Goal – Collect all lines containing the word "title" from the data.

:: Data section ::

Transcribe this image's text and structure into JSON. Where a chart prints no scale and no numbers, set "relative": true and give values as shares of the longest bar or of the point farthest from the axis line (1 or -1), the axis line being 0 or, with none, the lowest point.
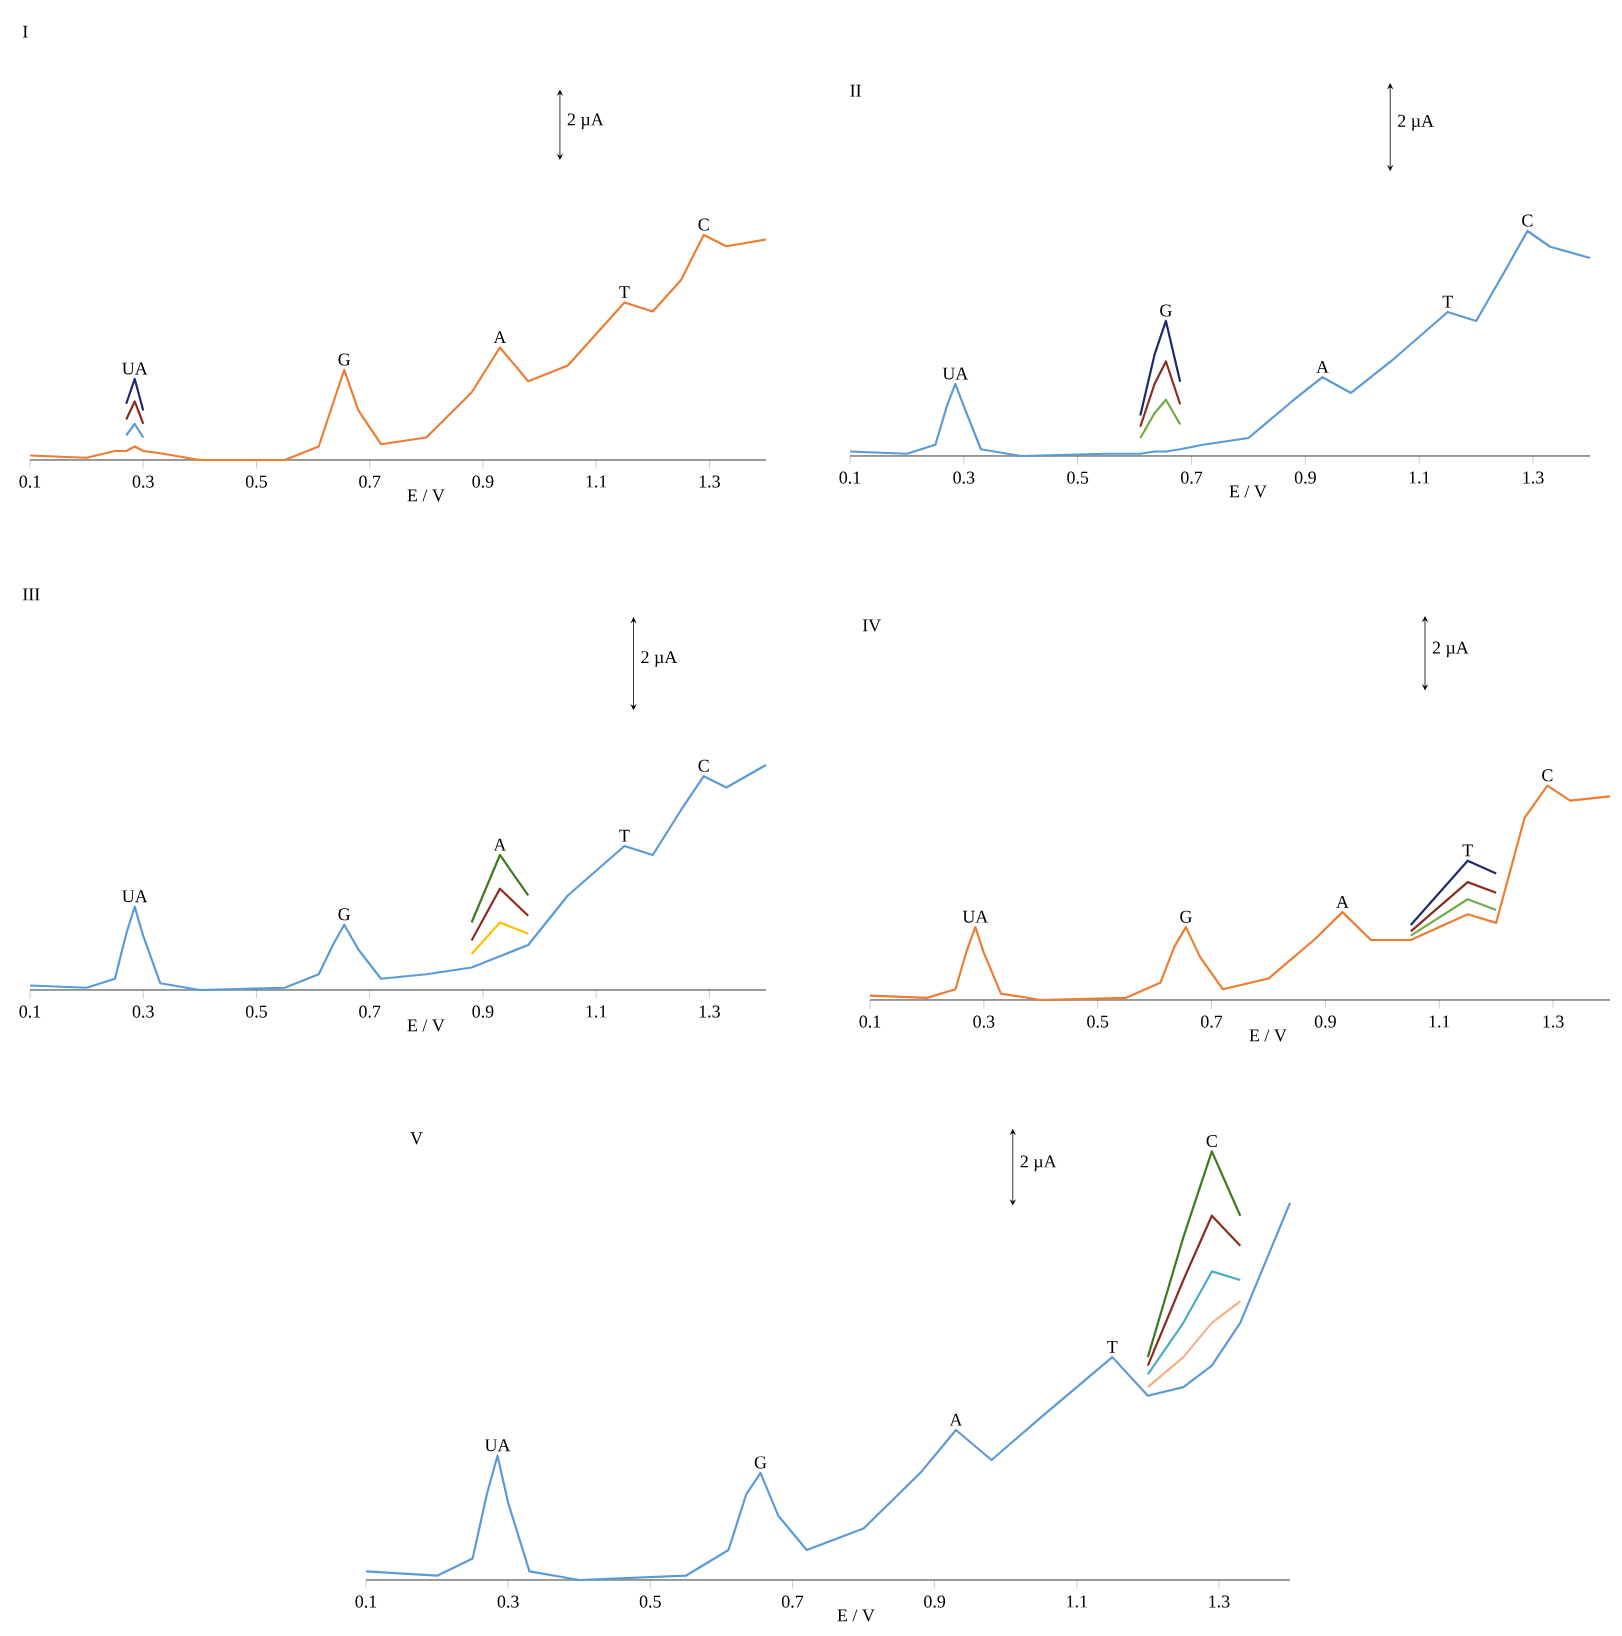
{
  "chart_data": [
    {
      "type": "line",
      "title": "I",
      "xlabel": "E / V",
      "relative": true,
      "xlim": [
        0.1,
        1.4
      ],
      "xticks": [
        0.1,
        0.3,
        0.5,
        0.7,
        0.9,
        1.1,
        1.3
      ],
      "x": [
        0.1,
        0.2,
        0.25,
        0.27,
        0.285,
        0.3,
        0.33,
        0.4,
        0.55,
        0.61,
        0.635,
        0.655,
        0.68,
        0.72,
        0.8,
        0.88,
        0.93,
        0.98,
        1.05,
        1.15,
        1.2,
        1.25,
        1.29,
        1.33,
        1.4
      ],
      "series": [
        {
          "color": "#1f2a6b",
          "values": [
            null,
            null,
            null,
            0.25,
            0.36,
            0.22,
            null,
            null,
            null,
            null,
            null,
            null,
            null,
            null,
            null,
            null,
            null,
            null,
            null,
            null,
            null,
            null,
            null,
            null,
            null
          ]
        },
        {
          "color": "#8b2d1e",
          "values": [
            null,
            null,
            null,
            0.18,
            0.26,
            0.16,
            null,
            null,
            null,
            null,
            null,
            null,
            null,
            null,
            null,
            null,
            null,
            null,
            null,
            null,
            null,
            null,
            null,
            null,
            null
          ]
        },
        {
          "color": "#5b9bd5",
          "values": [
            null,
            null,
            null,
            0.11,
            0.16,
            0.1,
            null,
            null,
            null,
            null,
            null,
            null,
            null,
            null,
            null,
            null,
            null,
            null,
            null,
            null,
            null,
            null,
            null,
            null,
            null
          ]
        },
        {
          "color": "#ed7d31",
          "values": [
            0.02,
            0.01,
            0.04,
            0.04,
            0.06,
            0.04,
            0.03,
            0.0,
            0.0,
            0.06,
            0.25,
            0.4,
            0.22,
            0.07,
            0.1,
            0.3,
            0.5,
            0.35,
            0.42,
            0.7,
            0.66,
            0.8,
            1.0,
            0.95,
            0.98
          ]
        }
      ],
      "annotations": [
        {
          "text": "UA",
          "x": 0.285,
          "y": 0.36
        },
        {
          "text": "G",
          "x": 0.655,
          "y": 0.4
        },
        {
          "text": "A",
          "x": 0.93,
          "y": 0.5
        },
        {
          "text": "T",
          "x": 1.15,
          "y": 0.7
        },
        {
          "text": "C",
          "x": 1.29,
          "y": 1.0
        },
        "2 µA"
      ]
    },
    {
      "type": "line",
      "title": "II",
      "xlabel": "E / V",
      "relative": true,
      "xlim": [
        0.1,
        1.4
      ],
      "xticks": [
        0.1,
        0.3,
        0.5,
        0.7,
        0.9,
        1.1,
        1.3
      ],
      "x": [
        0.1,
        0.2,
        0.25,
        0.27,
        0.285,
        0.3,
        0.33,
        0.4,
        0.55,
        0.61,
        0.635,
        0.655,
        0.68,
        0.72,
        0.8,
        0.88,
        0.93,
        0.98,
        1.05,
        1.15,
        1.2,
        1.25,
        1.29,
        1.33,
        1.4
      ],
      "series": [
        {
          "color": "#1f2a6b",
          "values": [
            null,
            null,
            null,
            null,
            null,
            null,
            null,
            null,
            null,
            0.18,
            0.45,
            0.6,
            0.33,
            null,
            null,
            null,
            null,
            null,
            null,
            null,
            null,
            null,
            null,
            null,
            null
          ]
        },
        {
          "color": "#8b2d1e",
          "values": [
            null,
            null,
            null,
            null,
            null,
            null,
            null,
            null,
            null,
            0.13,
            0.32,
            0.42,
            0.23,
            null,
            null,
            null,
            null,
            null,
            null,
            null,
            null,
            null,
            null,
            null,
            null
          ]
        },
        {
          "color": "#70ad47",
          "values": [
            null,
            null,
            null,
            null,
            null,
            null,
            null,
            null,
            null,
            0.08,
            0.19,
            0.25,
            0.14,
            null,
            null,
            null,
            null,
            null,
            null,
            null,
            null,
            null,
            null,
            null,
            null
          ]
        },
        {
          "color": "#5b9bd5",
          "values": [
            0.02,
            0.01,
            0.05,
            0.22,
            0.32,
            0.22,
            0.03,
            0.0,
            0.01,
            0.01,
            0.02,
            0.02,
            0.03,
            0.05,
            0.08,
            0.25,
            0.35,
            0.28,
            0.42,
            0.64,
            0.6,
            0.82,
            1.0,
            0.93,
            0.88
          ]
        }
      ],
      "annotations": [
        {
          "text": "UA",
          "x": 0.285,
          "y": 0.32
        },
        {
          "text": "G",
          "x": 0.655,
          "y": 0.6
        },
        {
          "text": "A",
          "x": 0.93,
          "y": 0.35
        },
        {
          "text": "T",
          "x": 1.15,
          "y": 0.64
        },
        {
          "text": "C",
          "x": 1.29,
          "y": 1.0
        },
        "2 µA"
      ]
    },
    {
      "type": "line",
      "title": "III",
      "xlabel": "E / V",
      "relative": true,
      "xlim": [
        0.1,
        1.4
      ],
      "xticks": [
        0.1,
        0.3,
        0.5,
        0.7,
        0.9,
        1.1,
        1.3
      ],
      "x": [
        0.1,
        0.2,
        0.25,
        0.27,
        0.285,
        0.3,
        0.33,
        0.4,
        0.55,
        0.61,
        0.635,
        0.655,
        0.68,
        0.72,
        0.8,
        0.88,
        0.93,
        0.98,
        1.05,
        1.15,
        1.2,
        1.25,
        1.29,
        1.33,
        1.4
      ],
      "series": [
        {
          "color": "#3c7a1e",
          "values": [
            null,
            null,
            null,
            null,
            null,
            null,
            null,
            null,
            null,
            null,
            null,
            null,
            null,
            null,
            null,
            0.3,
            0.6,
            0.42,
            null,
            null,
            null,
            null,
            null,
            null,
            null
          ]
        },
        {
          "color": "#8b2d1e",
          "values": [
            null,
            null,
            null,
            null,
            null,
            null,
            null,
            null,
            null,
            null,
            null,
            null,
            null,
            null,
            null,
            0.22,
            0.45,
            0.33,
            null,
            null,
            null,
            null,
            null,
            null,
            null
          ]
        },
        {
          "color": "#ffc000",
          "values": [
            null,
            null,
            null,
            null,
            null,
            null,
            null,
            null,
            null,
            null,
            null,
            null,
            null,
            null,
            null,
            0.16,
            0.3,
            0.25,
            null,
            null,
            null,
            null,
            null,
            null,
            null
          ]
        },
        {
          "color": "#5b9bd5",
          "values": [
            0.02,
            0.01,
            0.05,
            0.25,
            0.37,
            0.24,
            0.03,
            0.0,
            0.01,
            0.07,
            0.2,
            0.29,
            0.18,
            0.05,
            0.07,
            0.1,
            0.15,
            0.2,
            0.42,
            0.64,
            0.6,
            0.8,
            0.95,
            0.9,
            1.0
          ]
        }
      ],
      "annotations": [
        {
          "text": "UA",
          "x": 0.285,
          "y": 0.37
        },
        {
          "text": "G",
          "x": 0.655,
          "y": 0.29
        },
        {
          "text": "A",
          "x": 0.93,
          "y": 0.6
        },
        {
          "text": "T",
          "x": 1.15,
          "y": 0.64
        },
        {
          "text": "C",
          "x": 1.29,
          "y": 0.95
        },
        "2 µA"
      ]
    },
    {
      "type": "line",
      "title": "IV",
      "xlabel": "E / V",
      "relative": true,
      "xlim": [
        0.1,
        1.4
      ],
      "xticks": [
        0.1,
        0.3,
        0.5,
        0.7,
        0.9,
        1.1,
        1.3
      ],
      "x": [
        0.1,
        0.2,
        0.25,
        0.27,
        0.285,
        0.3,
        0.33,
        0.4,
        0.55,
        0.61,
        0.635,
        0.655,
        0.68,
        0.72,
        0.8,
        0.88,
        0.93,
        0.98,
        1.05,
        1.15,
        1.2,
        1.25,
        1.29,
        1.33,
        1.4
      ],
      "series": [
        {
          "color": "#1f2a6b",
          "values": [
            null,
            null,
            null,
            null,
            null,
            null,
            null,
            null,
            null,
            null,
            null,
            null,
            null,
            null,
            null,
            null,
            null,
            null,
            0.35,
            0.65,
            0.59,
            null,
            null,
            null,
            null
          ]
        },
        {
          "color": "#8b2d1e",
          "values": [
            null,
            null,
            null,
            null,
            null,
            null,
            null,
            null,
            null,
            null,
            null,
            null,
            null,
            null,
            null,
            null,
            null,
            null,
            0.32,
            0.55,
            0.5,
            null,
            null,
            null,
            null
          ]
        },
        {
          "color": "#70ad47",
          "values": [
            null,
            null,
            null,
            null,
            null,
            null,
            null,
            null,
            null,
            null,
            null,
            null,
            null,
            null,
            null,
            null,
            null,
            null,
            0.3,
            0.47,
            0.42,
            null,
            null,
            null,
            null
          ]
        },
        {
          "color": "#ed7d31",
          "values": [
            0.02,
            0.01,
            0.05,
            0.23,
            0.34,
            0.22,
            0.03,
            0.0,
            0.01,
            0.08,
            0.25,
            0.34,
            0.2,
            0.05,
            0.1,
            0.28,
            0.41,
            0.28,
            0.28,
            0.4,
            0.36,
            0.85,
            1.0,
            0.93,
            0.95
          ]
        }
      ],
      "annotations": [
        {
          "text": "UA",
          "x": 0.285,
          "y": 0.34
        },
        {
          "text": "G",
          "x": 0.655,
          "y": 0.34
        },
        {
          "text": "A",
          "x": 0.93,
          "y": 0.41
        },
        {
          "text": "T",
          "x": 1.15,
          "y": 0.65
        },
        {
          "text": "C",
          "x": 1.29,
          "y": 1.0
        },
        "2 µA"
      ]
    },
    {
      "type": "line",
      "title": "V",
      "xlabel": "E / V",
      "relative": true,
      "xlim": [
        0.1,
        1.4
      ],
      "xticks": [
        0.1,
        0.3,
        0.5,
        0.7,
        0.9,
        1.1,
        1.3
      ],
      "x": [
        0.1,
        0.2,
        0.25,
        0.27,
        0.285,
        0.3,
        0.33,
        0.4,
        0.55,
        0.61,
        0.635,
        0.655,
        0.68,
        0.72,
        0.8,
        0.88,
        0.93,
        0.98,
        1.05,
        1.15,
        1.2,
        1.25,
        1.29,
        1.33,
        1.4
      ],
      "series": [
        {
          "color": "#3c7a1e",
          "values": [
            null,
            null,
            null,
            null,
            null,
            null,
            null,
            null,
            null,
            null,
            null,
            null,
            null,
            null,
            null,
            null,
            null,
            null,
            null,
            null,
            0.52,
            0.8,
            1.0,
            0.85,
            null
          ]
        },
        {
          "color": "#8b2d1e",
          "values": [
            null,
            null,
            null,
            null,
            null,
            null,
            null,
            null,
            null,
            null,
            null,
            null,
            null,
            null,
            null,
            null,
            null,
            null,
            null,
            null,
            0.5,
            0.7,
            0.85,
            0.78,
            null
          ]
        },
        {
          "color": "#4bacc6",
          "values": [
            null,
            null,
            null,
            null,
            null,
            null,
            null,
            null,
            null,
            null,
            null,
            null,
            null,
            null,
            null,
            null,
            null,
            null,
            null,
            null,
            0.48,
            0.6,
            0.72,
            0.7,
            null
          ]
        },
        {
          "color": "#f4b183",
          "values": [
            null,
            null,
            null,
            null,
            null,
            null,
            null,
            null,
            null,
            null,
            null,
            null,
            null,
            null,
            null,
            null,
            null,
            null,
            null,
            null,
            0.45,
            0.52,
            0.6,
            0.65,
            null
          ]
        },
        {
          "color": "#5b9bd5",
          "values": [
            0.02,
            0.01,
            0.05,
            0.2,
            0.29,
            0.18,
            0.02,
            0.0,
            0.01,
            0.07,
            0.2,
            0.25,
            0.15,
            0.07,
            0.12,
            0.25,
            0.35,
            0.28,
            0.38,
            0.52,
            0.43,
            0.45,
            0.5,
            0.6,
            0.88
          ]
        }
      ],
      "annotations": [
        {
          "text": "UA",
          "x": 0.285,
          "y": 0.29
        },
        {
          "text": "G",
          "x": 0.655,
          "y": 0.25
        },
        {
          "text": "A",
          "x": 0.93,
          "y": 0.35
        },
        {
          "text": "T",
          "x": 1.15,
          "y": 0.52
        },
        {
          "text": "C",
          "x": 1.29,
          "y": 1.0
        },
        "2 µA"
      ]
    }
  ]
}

:::

Written answer –
      "title": "I",
      "title": "II",
      "title": "III",
      "title": "IV",
      "title": "V",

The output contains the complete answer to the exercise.